Task requirements: Copy the records below line for line, without changing any character.

Material to process:
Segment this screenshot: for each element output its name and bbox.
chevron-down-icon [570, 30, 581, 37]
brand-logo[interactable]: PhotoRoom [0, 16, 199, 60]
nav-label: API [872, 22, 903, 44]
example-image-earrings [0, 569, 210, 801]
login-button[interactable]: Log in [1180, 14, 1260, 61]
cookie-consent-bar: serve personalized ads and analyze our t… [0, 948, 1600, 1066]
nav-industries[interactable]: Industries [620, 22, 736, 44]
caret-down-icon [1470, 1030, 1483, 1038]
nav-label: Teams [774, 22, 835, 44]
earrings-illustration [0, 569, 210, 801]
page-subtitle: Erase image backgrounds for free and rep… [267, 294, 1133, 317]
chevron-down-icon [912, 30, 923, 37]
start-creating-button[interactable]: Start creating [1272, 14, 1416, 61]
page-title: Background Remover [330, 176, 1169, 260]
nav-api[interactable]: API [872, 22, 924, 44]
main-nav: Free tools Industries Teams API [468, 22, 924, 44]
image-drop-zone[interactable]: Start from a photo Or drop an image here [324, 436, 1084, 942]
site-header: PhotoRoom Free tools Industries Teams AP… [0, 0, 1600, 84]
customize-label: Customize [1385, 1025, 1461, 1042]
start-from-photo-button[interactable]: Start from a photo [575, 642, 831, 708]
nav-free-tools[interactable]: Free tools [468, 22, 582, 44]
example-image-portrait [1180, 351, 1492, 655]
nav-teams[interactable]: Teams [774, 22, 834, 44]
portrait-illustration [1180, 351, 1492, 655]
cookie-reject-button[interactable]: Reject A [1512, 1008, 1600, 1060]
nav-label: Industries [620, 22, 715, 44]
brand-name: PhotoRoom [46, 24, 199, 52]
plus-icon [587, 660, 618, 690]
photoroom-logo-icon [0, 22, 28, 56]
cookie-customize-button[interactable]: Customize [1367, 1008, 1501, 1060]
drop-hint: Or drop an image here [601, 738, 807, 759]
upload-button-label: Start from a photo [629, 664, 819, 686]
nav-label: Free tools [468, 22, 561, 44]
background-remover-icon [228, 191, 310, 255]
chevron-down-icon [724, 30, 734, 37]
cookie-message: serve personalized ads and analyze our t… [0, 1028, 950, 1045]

Response:
Segment this screenshot: for each element output its name and bbox.
chevron-down-icon [570, 30, 581, 37]
brand-logo[interactable]: PhotoRoom [0, 16, 199, 60]
nav-label: API [872, 22, 903, 44]
example-image-earrings [0, 569, 210, 801]
login-button[interactable]: Log in [1180, 14, 1260, 61]
cookie-consent-bar: serve personalized ads and analyze our t… [0, 948, 1600, 1066]
nav-industries[interactable]: Industries [620, 22, 736, 44]
caret-down-icon [1470, 1030, 1483, 1038]
nav-label: Teams [774, 22, 835, 44]
earrings-illustration [0, 569, 210, 801]
page-subtitle: Erase image backgrounds for free and rep… [267, 294, 1133, 317]
chevron-down-icon [912, 30, 923, 37]
start-creating-button[interactable]: Start creating [1272, 14, 1416, 61]
page-title: Background Remover [330, 176, 1169, 260]
nav-api[interactable]: API [872, 22, 924, 44]
main-nav: Free tools Industries Teams API [468, 22, 924, 44]
image-drop-zone[interactable]: Start from a photo Or drop an image here [324, 436, 1084, 942]
site-header: PhotoRoom Free tools Industries Teams AP… [0, 0, 1600, 84]
customize-label: Customize [1385, 1025, 1461, 1042]
start-from-photo-button[interactable]: Start from a photo [575, 642, 831, 708]
nav-free-tools[interactable]: Free tools [468, 22, 582, 44]
example-image-portrait [1180, 351, 1492, 655]
nav-teams[interactable]: Teams [774, 22, 834, 44]
portrait-illustration [1180, 351, 1492, 655]
cookie-reject-button[interactable]: Reject A [1512, 1008, 1600, 1060]
nav-label: Industries [620, 22, 715, 44]
brand-name: PhotoRoom [46, 24, 199, 52]
plus-icon [587, 660, 618, 690]
photoroom-logo-icon [0, 22, 28, 56]
cookie-customize-button[interactable]: Customize [1367, 1008, 1501, 1060]
drop-hint: Or drop an image here [601, 738, 807, 759]
upload-button-label: Start from a photo [629, 664, 819, 686]
nav-label: Free tools [468, 22, 561, 44]
background-remover-icon [228, 191, 310, 255]
chevron-down-icon [724, 30, 734, 37]
cookie-message: serve personalized ads and analyze our t… [0, 1028, 950, 1045]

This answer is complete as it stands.